Short task
Return the full listing exactly as it is written.

___ Recorded data

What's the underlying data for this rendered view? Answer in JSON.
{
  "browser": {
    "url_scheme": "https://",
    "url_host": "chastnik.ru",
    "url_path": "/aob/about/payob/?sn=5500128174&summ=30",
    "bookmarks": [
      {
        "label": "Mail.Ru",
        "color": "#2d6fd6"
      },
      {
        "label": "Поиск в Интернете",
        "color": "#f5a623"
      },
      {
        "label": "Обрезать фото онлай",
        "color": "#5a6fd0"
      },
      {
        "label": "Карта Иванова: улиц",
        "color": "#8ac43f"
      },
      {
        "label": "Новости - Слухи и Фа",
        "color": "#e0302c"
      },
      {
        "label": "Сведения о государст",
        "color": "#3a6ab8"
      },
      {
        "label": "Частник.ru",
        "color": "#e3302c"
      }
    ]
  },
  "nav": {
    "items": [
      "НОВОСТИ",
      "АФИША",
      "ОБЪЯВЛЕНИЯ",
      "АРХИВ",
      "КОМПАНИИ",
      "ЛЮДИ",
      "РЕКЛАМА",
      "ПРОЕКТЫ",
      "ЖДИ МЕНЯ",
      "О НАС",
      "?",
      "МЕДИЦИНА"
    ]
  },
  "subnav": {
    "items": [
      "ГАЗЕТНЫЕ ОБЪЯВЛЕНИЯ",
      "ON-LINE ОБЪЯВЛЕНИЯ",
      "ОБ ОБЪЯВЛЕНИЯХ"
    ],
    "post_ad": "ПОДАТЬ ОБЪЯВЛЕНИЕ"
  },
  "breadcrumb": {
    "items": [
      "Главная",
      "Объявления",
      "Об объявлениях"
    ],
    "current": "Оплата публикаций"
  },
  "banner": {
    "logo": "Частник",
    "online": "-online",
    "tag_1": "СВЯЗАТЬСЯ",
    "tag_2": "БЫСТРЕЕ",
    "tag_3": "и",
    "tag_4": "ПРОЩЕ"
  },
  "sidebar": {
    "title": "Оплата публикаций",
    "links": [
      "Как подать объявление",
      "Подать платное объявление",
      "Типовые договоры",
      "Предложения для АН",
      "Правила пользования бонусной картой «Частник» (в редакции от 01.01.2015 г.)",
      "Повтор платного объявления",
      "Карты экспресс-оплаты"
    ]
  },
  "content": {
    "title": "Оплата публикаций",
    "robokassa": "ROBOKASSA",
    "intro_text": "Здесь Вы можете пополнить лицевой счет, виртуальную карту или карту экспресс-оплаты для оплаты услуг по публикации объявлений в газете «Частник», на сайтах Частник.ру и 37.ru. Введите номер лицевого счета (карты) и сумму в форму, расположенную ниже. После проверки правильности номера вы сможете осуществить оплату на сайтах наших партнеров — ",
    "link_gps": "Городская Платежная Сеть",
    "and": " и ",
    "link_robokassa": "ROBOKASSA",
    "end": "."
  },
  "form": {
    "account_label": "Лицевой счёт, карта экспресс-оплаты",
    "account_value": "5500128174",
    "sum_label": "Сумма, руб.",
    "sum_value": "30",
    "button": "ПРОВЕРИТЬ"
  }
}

______

Task response
What's the underlying data for this rendered view? Answer in JSON.
{
  "browser": {
    "url_scheme": "https://",
    "url_host": "chastnik.ru",
    "url_path": "/aob/about/payob/?sn=5500128174&summ=30",
    "bookmarks": [
      {
        "label": "Mail.Ru",
        "color": "#2d6fd6"
      },
      {
        "label": "Поиск в Интернете",
        "color": "#f5a623"
      },
      {
        "label": "Обрезать фото онлай",
        "color": "#5a6fd0"
      },
      {
        "label": "Карта Иванова: улиц",
        "color": "#8ac43f"
      },
      {
        "label": "Новости - Слухи и Фа",
        "color": "#e0302c"
      },
      {
        "label": "Сведения о государст",
        "color": "#3a6ab8"
      },
      {
        "label": "Частник.ru",
        "color": "#e3302c"
      }
    ]
  },
  "nav": {
    "items": [
      "НОВОСТИ",
      "АФИША",
      "ОБЪЯВЛЕНИЯ",
      "АРХИВ",
      "КОМПАНИИ",
      "ЛЮДИ",
      "РЕКЛАМА",
      "ПРОЕКТЫ",
      "ЖДИ МЕНЯ",
      "О НАС",
      "?",
      "МЕДИЦИНА"
    ]
  },
  "subnav": {
    "items": [
      "ГАЗЕТНЫЕ ОБЪЯВЛЕНИЯ",
      "ON-LINE ОБЪЯВЛЕНИЯ",
      "ОБ ОБЪЯВЛЕНИЯХ"
    ],
    "post_ad": "ПОДАТЬ ОБЪЯВЛЕНИЕ"
  },
  "breadcrumb": {
    "items": [
      "Главная",
      "Объявления",
      "Об объявлениях"
    ],
    "current": "Оплата публикаций"
  },
  "banner": {
    "logo": "Частник",
    "online": "-online",
    "tag_1": "СВЯЗАТЬСЯ",
    "tag_2": "БЫСТРЕЕ",
    "tag_3": "и",
    "tag_4": "ПРОЩЕ"
  },
  "sidebar": {
    "title": "Оплата публикаций",
    "links": [
      "Как подать объявление",
      "Подать платное объявление",
      "Типовые договоры",
      "Предложения для АН",
      "Правила пользования бонусной картой «Частник» (в редакции от 01.01.2015 г.)",
      "Повтор платного объявления",
      "Карты экспресс-оплаты"
    ]
  },
  "content": {
    "title": "Оплата публикаций",
    "robokassa": "ROBOKASSA",
    "intro_text": "Здесь Вы можете пополнить лицевой счет, виртуальную карту или карту экспресс-оплаты для оплаты услуг по публикации объявлений в газете «Частник», на сайтах Частник.ру и 37.ru. Введите номер лицевого счета (карты) и сумму в форму, расположенную ниже. После проверки правильности номера вы сможете осуществить оплату на сайтах наших партнеров — ",
    "link_gps": "Городская Платежная Сеть",
    "and": " и ",
    "link_robokassa": "ROBOKASSA",
    "end": "."
  },
  "form": {
    "account_label": "Лицевой счёт, карта экспресс-оплаты",
    "account_value": "5500128174",
    "sum_label": "Сумма, руб.",
    "sum_value": "30",
    "button": "ПРОВЕРИТЬ"
  }
}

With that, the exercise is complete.